Update the items from the line with "68, 119, 69]" to the line with "11, 345, 24]" by changing "category-tick-mark" to "y-tick-mark" wherever it occurs. Leave everything else unchanged.
** begin **
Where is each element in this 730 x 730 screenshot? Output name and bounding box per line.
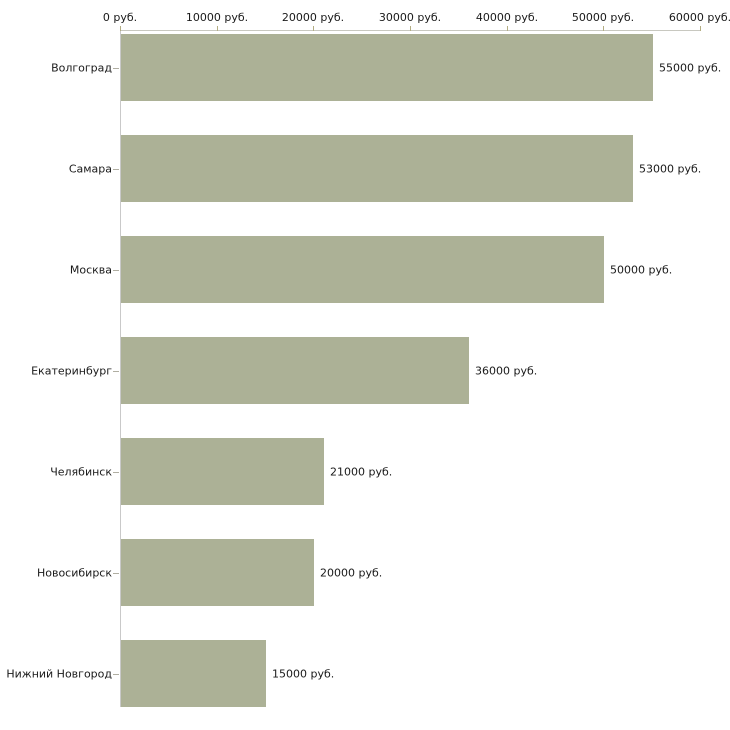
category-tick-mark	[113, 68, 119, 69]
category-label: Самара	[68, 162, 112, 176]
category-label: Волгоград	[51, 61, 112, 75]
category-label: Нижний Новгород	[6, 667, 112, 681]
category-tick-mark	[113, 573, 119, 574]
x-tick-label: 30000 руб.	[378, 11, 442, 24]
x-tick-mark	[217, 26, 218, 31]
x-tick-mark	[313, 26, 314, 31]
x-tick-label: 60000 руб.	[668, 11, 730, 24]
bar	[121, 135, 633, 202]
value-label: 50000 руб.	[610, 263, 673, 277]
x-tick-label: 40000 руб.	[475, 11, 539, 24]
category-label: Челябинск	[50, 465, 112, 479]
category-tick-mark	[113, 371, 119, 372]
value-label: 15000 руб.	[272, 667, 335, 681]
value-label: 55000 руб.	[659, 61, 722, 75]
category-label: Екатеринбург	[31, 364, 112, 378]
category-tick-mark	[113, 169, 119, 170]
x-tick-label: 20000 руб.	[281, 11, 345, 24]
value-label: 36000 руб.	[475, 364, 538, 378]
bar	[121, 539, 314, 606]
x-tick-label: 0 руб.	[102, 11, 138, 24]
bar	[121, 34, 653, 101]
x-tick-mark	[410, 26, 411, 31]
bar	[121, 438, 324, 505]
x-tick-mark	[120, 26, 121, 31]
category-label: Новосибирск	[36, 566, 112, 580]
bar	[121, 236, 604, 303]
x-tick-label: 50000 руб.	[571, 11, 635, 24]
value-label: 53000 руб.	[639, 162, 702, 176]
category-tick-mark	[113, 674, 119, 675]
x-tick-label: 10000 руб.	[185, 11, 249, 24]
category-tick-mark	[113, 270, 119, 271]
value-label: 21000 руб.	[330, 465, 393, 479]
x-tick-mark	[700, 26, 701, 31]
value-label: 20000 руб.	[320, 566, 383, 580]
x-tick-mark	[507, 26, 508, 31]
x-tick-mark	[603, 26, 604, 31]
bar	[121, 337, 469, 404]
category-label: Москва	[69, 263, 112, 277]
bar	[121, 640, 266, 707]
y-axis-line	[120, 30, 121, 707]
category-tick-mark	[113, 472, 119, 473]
** end **
** begin **
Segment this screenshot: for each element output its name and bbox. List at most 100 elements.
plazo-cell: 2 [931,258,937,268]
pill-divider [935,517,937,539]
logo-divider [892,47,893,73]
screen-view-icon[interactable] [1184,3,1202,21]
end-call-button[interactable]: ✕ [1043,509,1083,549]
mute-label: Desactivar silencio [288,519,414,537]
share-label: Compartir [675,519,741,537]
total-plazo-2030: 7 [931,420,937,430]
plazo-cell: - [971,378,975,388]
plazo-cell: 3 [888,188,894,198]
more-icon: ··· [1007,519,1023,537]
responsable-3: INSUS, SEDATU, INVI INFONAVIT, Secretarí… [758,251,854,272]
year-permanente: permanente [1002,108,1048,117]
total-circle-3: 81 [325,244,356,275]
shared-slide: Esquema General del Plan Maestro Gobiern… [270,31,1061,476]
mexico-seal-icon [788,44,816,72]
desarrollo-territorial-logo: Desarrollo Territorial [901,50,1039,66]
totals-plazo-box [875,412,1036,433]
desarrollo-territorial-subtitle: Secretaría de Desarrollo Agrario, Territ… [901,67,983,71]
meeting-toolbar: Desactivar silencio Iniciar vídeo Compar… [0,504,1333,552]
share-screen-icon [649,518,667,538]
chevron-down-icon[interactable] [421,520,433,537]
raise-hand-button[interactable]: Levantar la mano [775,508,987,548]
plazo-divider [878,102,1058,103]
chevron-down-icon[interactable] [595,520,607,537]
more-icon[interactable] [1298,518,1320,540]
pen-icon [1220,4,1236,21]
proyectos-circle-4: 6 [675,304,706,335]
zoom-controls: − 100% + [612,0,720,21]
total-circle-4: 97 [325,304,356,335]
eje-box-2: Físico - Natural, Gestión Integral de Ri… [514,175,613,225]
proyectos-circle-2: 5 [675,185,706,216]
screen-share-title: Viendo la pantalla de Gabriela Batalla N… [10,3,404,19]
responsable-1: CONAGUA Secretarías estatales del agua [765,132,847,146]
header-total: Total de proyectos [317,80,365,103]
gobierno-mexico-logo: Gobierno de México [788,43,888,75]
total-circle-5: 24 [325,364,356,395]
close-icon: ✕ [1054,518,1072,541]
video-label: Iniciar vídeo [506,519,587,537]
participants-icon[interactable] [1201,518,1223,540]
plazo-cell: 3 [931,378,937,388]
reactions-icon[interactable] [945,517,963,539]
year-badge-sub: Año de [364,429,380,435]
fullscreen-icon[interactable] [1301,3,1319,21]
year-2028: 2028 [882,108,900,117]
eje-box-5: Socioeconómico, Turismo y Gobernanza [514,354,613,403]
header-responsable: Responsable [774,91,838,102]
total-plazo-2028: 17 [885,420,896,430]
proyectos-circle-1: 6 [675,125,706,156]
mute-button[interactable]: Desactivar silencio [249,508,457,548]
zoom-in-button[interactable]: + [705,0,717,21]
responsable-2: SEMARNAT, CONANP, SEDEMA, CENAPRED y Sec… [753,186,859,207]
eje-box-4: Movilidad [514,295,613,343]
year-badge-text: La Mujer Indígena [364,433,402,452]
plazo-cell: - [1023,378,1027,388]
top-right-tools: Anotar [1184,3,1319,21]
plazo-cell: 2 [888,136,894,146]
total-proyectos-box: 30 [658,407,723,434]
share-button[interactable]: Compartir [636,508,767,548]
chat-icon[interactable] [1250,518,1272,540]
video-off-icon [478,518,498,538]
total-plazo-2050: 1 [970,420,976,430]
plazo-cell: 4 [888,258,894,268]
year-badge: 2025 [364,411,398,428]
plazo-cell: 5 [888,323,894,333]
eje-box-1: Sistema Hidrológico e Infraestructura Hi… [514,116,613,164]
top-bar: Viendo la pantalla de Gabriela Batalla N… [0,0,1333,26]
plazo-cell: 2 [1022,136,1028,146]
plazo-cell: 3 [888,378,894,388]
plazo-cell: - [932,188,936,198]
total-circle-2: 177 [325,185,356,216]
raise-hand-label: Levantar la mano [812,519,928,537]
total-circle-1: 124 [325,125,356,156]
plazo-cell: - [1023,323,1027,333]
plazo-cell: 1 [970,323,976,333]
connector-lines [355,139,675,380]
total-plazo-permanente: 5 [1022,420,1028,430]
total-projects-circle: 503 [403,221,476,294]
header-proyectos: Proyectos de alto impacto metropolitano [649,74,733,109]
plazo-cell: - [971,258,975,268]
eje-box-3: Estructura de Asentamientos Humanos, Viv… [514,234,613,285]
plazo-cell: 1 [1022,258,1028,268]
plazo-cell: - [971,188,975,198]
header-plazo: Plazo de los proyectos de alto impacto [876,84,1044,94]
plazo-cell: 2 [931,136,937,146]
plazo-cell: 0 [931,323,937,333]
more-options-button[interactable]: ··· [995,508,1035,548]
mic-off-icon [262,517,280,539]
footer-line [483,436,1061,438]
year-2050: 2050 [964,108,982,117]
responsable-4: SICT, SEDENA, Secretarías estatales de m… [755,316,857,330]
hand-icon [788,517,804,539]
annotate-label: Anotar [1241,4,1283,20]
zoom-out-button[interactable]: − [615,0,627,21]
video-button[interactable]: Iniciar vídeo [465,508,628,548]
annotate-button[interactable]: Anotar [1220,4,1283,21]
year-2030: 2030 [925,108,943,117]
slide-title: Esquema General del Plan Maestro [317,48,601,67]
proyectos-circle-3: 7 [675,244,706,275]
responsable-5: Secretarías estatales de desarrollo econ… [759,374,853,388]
** end **
## EXERCISE OUTPUT:
y-tick-mark	[113, 68, 119, 69]
category-label: Самара	[68, 162, 112, 176]
category-label: Волгоград	[51, 61, 112, 75]
category-label: Нижний Новгород	[6, 667, 112, 681]
y-tick-mark	[113, 573, 119, 574]
x-tick-label: 30000 руб.	[378, 11, 442, 24]
x-tick-mark	[217, 26, 218, 31]
x-tick-mark	[313, 26, 314, 31]
x-tick-label: 60000 руб.	[668, 11, 730, 24]
bar	[121, 135, 633, 202]
value-label: 50000 руб.	[610, 263, 673, 277]
x-tick-label: 40000 руб.	[475, 11, 539, 24]
category-label: Челябинск	[50, 465, 112, 479]
y-tick-mark	[113, 371, 119, 372]
value-label: 15000 руб.	[272, 667, 335, 681]
value-label: 55000 руб.	[659, 61, 722, 75]
category-label: Екатеринбург	[31, 364, 112, 378]
y-tick-mark	[113, 169, 119, 170]
x-tick-label: 20000 руб.	[281, 11, 345, 24]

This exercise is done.